--- Start Material shown ---

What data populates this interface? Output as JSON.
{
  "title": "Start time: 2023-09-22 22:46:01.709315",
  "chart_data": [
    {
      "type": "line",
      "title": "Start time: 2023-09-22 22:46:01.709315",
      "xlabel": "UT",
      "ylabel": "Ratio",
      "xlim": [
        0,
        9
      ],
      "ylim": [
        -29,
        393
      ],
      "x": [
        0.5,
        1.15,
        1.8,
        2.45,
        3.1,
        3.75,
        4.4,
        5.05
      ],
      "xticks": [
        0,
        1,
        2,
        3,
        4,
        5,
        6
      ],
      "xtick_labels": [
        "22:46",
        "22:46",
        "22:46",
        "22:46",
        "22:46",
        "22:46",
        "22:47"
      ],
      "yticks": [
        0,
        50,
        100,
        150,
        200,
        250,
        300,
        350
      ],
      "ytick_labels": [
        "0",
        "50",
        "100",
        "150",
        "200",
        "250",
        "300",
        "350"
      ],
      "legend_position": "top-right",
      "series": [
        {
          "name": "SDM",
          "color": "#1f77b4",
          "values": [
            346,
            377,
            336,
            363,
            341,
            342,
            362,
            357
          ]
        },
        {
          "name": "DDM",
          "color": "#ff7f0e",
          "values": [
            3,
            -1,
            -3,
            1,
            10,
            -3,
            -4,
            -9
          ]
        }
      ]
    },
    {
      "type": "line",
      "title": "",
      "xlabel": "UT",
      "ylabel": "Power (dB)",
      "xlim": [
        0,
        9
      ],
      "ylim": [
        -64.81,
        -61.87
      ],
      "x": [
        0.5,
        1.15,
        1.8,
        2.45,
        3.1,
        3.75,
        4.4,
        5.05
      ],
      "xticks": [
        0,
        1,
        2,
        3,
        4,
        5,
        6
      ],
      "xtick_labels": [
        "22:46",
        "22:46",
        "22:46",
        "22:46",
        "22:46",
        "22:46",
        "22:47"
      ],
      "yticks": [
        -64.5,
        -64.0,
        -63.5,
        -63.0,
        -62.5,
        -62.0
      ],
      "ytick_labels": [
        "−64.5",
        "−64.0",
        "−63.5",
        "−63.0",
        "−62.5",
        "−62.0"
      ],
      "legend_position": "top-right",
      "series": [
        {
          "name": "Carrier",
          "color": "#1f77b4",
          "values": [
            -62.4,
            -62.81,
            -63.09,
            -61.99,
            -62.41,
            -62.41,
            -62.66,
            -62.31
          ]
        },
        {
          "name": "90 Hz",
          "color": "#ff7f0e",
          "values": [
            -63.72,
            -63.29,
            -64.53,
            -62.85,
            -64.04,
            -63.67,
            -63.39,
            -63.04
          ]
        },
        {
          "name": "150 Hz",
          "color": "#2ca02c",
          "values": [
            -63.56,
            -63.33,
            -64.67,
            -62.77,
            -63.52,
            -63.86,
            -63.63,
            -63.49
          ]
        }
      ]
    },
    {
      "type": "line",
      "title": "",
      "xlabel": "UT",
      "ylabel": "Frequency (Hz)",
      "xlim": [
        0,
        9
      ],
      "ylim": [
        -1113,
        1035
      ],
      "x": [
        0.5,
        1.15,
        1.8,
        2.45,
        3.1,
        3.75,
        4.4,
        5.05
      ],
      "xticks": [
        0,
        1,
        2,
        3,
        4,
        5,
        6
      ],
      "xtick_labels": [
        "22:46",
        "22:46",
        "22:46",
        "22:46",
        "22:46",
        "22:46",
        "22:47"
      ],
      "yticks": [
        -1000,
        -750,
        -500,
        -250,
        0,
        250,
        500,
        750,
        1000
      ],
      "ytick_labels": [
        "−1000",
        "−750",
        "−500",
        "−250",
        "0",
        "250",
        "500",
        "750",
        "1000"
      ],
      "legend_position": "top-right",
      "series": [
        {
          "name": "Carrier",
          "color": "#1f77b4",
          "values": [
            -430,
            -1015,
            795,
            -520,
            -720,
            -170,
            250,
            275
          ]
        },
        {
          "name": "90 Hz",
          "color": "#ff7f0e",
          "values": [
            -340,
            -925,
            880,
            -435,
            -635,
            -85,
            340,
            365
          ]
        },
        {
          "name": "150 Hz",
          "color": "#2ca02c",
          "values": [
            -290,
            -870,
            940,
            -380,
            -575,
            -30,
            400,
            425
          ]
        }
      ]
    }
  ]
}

--- End Material shown ---

(Problem): Say how many lines in this listing hold the string "title", giving the count and nothing more.

(Full response): 4